▶ [Passage shown]:
Charities can accept bank transfers; cheques are no longer necessary. Bank tranfers can be initiated online, by telephone, or by person in a branch (for those who still insist on branch banking). Cheques are unnecessary and an unreasonable burden on the recipient.

I am well aware of this, nfh, and the charity that I’m involved in has been encouraging this for years. However, most of the donations that I process are cash and some are cheques. You do what you want, but please accept that cheques are very important to charities. There are a couple of Which? Conversations where this is made abundantly clear. I give a lot of my time to a charity and so does our treasurer, who is happy to process any number of cheques, Gift Aid forms, etc.

It is not necessary to visit a branch every time you want to pay in a cheque. I have been paying cheques into my bank account by post for years and I think most banks have this facility. Nevertheless, I would be very sorry if any of the major banks embarked on large-scale branch closures. It is frequently necessary [and usually more effective] to speak to someone over a transactional matter than try to wrangle it over the phone, on-line or by post – especially if documentation is involved. Obviously, the internet has led to a big reduction in the number of cheques and cash withdrawals being handled by branches but they still fulfill a major role in cash-handling and general banking for the local traders. I still issue a surprising number of cheques a year for things ordered by post, various commercial payments, balancing payments to utilities, and so on. Many of these could be done through interbank transfers but I have experienced reconcilaition problems in the past and the denial of receipts clearly debited from my account. Charities, small businesses, holiday homes to let, and numerous other concerns could not function without cheques [or an effective substitute if such can be devised] and where there are cheques there should be bank branches.

▶ [Direction 1]: Could you filter the rows, copying out each line that contains the string "this"? Case counts.
The passage on cheques and the rows come from unrelated sources.

▶ [Given data]:
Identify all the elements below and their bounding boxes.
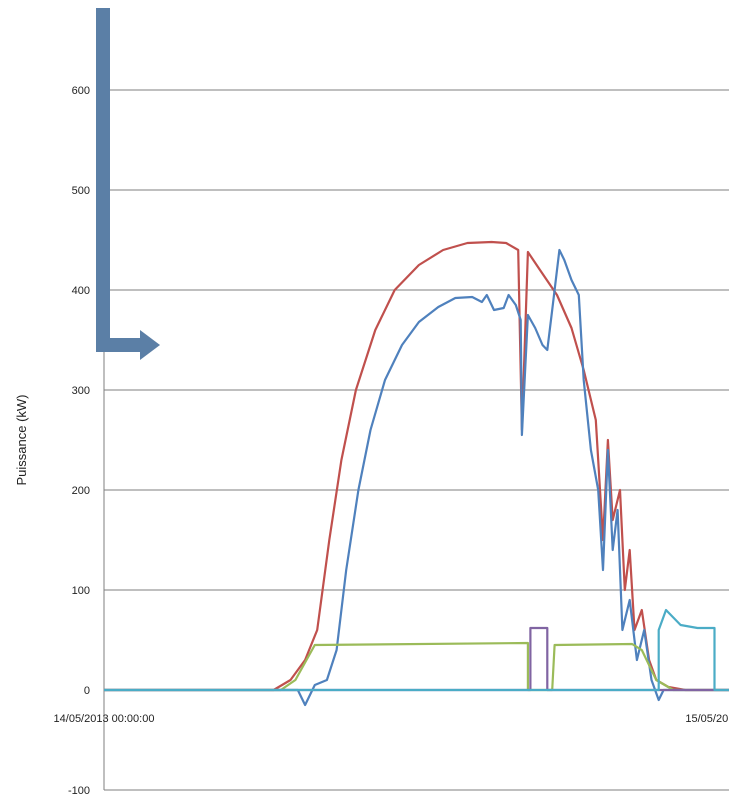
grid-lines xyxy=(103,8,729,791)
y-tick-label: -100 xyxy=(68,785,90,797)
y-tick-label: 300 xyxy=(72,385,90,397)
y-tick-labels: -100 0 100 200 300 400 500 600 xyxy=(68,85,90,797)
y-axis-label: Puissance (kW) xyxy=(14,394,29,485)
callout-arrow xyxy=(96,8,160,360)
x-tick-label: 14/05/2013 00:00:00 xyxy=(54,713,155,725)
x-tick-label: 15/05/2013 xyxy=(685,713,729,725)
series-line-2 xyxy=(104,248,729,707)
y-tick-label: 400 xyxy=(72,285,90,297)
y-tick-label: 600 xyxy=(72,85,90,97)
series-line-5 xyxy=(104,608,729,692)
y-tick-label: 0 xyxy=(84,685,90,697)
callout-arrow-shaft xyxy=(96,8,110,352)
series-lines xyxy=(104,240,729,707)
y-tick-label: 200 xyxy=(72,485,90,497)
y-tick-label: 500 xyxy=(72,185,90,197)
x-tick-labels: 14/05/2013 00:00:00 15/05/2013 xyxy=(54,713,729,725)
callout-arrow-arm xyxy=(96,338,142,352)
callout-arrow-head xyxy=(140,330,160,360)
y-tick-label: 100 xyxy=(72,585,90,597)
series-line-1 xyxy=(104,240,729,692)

==

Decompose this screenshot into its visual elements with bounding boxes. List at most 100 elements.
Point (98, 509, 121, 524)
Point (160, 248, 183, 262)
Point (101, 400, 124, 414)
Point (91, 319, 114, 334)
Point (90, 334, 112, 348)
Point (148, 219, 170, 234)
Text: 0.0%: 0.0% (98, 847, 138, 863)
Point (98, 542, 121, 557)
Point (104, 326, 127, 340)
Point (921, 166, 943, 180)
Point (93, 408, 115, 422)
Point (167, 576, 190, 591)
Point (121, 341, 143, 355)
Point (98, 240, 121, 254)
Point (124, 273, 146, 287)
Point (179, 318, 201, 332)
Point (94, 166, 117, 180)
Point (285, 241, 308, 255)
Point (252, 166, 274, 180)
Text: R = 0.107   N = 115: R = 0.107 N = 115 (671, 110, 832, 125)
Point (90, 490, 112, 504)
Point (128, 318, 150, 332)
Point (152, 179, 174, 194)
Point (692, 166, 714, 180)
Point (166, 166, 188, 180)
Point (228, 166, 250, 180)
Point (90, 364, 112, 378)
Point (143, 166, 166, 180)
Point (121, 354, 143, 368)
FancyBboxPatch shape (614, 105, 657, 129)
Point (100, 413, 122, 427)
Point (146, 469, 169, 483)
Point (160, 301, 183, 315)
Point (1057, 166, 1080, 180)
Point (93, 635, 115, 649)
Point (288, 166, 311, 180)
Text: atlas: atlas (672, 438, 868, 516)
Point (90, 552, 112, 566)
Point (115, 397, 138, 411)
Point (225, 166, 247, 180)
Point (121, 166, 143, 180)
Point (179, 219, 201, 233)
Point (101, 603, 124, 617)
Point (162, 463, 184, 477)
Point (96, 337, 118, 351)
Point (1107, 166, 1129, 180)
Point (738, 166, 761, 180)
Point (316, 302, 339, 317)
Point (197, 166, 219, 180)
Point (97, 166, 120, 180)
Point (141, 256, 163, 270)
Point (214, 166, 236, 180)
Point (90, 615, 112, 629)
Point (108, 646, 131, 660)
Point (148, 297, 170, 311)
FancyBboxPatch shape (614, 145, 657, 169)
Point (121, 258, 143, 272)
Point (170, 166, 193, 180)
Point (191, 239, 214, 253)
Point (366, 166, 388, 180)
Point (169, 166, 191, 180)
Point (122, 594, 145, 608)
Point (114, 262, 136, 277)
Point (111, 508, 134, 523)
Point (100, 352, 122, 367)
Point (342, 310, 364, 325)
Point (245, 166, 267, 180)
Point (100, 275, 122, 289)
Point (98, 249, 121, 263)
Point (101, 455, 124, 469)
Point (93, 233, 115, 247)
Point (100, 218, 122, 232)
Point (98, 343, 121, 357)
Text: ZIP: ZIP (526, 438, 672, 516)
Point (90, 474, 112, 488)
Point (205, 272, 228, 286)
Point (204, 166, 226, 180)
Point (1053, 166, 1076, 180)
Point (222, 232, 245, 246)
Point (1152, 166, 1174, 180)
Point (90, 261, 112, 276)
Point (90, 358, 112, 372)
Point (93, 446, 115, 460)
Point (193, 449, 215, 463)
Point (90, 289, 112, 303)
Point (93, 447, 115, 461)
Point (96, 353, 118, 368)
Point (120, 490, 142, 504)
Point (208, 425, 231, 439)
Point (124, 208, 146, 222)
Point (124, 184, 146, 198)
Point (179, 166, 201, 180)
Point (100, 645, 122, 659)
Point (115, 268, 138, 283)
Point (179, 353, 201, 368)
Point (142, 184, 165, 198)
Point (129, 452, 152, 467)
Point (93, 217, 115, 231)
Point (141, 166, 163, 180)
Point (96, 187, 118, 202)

...

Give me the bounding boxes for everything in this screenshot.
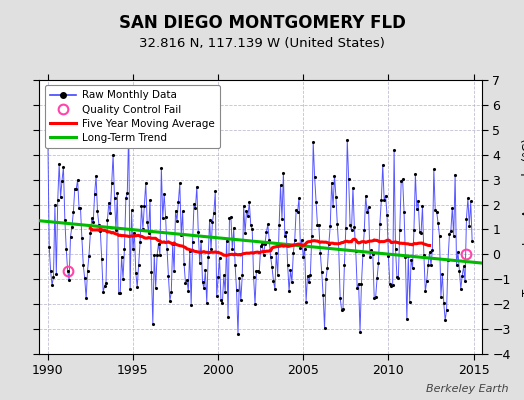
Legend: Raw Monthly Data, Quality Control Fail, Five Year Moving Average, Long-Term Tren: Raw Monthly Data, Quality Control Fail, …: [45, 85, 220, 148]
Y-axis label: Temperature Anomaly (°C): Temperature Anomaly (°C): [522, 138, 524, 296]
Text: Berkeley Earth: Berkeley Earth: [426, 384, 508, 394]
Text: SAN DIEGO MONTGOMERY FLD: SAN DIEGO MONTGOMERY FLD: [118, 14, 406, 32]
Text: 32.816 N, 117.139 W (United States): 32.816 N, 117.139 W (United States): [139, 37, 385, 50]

▶ [Direction 2]: Duplicate a stretch of the passage on cheques, beginning at the words "Charities can accept" and stopping after "on the recipient.".

▶ [Written solution 1]:
Decompose this screenshot into its visual elements with bounding boxes. List at most 100 elements.
Give me the bounding boxes for everything in this screenshot.

▶ [Written solution 2]:
Charities can accept bank transfers; cheques are no longer necessary. Bank tranfers can be initiated online, by telephone, or by person in a branch (for those who still insist on branch banking). Cheques are unnecessary and an unreasonable burden on the recipient.